## Collected data entries

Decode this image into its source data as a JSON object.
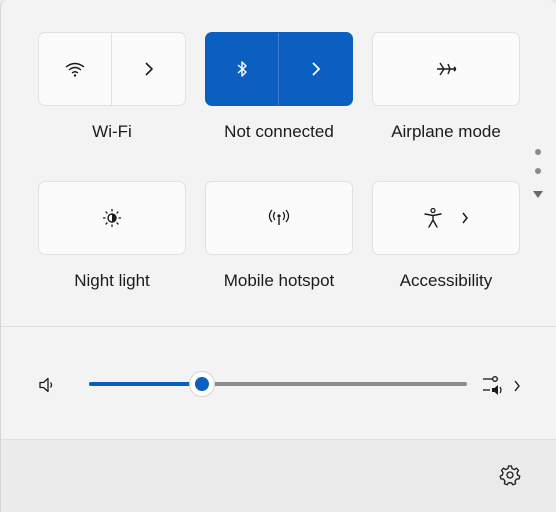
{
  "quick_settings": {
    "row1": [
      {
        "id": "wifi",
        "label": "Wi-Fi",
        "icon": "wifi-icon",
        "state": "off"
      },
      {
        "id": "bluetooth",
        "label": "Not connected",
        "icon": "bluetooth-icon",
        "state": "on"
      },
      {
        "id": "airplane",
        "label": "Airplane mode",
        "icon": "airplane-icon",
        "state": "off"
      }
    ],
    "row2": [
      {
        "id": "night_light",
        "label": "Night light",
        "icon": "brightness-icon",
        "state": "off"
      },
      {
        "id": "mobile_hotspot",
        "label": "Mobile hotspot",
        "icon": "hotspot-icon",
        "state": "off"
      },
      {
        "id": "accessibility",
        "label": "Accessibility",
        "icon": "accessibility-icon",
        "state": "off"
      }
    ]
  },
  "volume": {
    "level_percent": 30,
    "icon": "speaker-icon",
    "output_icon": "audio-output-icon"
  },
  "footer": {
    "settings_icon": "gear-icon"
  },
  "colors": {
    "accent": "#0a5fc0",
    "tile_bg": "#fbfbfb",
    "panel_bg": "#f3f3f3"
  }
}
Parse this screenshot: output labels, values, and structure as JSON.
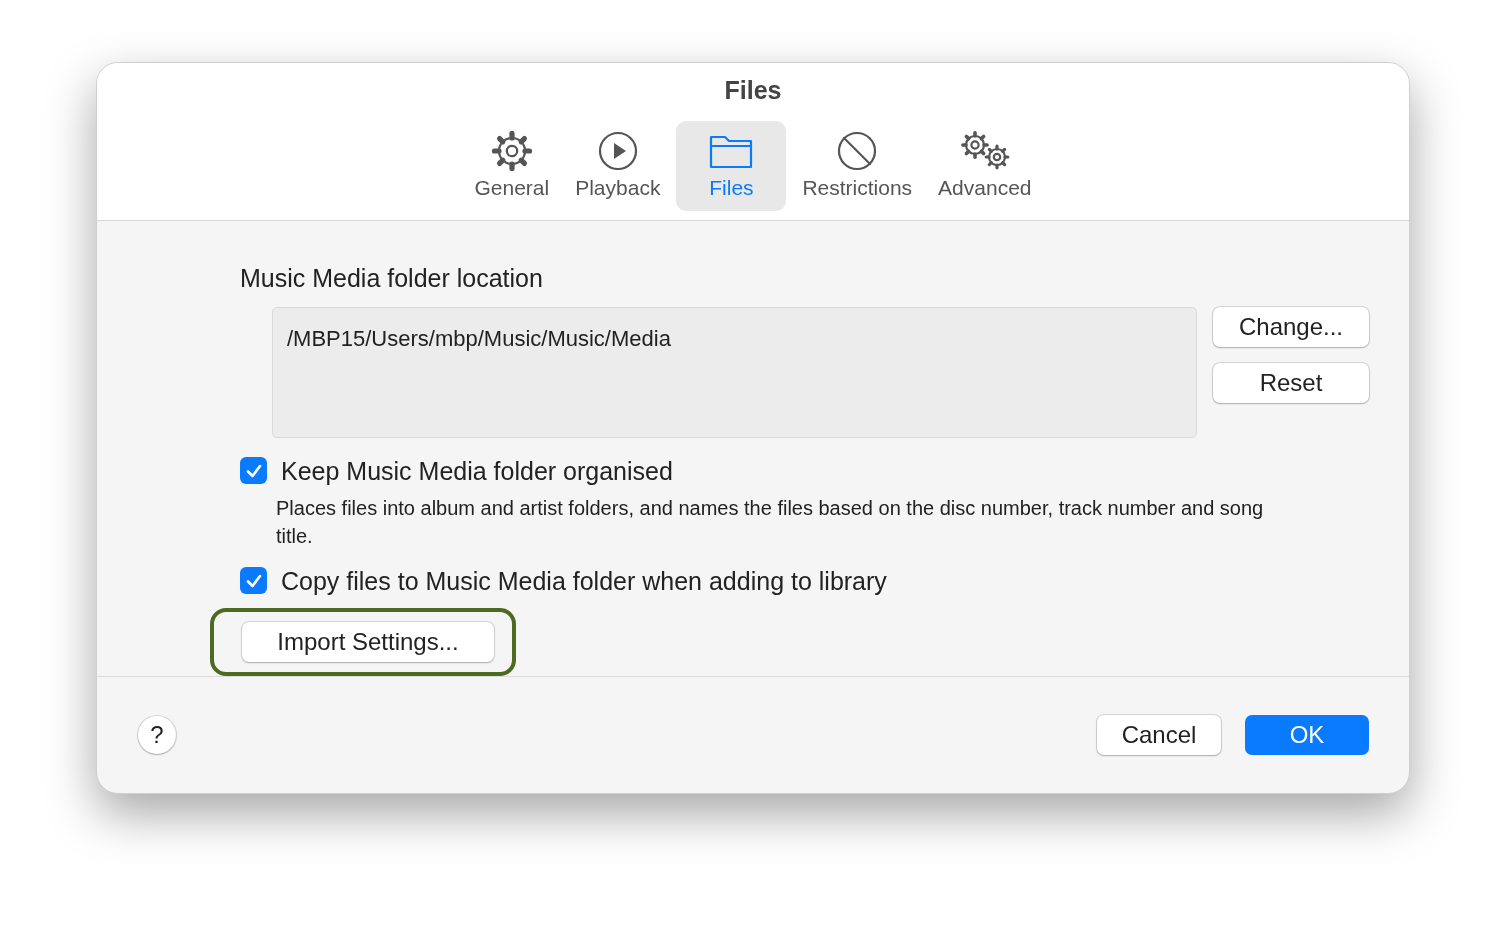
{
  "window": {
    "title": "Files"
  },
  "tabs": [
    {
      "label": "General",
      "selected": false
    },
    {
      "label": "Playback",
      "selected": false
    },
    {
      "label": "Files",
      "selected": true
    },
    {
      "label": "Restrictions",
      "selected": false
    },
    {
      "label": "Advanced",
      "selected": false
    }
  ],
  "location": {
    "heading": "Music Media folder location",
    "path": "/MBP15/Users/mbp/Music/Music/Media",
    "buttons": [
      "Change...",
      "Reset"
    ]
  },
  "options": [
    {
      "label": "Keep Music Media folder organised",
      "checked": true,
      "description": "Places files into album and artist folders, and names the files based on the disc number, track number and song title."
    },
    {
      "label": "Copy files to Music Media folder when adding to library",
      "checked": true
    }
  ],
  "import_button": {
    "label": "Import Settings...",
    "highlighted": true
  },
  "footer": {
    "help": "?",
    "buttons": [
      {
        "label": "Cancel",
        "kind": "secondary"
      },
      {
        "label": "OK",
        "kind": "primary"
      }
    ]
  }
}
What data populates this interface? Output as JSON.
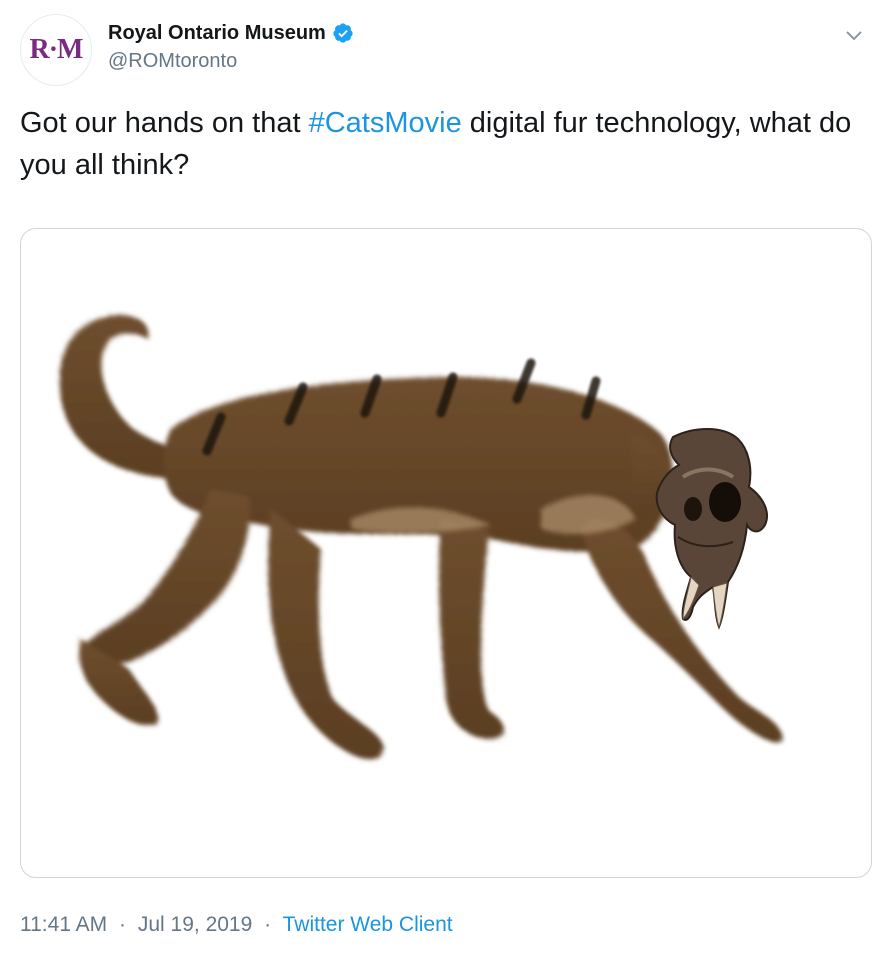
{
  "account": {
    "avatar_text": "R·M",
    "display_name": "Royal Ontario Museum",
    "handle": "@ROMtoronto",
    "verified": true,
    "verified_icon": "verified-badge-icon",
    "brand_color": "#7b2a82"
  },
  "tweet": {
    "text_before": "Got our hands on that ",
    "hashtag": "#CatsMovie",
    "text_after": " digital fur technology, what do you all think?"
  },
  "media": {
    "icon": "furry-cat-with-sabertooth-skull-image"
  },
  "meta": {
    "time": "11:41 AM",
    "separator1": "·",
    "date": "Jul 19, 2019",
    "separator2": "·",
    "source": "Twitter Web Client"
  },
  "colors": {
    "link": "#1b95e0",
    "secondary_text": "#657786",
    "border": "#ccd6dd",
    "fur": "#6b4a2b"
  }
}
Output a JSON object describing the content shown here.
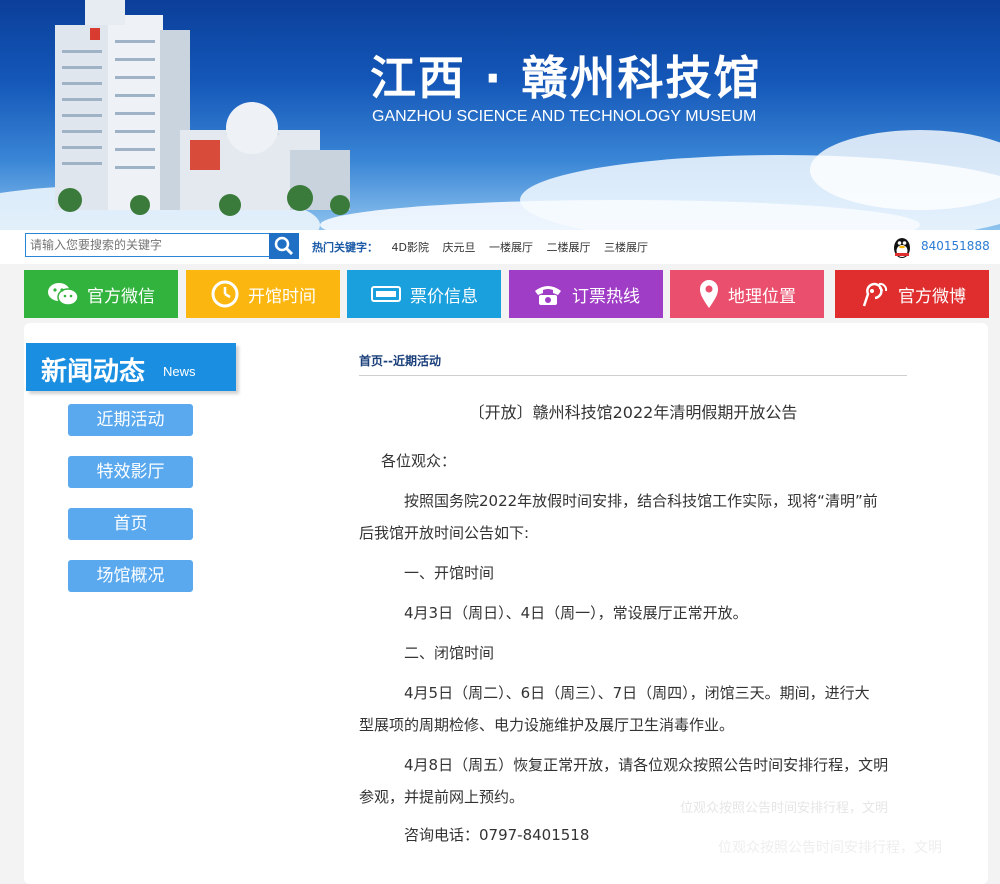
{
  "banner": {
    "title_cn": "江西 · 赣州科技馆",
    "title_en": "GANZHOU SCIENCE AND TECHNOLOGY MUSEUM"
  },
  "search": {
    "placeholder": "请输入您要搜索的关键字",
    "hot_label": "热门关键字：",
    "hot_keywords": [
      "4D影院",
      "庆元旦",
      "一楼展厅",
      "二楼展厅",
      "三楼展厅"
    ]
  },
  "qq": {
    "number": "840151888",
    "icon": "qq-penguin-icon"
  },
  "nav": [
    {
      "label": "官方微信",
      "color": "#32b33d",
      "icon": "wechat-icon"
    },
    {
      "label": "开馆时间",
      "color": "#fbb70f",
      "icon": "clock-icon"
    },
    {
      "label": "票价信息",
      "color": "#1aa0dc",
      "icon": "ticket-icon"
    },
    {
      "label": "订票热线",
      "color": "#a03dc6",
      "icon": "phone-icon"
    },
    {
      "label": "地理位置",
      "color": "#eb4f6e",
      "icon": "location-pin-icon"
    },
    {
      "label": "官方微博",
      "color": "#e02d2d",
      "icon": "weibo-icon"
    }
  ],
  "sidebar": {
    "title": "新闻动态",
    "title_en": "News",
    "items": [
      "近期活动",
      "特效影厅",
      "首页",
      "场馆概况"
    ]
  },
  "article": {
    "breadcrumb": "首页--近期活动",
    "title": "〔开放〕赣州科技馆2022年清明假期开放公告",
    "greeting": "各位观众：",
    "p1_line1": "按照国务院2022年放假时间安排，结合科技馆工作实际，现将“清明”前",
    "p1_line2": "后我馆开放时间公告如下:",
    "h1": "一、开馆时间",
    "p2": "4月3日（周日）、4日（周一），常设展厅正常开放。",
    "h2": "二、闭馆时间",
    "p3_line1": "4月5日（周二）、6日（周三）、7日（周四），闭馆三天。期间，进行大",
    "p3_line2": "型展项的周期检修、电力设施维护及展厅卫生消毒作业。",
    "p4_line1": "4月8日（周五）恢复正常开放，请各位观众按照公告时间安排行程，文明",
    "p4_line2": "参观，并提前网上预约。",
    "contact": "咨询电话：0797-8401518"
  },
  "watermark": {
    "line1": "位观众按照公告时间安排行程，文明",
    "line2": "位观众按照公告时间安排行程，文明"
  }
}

## The task
Look through the data and gather every line with the string "JSON" in it.

## Complete output
Decode this image into its source data as a JSON object.
Parse this screenshot: output labels, values, and structure as JSON.
What data populates this interface? Output as JSON.
Output a JSON object describing the content shown here.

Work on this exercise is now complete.